● Problem to solve:
Find the string "distribution" and gather every line that holds it.

[begin Given records]

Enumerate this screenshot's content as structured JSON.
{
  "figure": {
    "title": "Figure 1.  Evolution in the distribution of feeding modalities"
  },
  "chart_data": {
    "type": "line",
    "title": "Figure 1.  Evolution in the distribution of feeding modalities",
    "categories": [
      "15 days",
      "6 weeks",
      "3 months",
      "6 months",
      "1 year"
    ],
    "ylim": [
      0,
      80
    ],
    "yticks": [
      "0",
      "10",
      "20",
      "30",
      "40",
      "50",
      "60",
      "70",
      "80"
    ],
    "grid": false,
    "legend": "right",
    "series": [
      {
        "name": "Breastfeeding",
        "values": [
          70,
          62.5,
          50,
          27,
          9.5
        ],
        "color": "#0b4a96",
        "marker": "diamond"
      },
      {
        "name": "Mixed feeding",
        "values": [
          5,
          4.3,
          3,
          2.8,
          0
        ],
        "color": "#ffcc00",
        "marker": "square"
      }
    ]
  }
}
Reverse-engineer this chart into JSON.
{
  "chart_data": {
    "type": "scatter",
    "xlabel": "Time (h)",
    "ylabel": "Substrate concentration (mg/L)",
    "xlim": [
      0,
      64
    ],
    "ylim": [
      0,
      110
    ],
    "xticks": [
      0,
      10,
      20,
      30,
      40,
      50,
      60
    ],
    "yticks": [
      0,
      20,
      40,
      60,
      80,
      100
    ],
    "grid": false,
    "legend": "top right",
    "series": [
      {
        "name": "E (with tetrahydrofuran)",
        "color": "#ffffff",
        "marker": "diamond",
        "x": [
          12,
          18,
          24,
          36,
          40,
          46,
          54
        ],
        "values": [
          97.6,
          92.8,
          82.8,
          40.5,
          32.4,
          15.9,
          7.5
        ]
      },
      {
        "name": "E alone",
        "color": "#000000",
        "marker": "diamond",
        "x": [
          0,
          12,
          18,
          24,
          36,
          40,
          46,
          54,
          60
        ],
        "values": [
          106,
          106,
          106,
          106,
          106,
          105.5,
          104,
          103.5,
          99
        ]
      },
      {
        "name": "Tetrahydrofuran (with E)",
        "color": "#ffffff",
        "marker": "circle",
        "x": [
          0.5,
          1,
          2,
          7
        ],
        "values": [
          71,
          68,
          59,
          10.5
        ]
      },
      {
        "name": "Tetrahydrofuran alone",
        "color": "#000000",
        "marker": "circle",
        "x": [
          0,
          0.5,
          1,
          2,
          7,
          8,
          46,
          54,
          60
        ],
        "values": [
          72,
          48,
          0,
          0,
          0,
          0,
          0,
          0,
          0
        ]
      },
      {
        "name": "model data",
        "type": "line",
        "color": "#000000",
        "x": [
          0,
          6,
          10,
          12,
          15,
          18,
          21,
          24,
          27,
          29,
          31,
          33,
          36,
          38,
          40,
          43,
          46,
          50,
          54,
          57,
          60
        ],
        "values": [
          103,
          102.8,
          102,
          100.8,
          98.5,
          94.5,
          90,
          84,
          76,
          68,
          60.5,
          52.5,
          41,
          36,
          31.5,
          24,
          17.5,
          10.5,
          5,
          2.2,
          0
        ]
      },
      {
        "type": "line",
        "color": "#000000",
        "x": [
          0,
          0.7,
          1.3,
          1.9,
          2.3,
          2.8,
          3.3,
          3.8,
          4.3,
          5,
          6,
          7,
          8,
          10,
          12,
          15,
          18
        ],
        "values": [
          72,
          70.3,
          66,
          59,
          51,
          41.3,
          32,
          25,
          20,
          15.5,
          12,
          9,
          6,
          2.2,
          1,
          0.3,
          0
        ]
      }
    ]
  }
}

[end Given records]

● Written solution:
    "title": "Figure 1.  Evolution in the distribution of feeding modalities"
    "title": "Figure 1.  Evolution in the distribution of feeding modalities",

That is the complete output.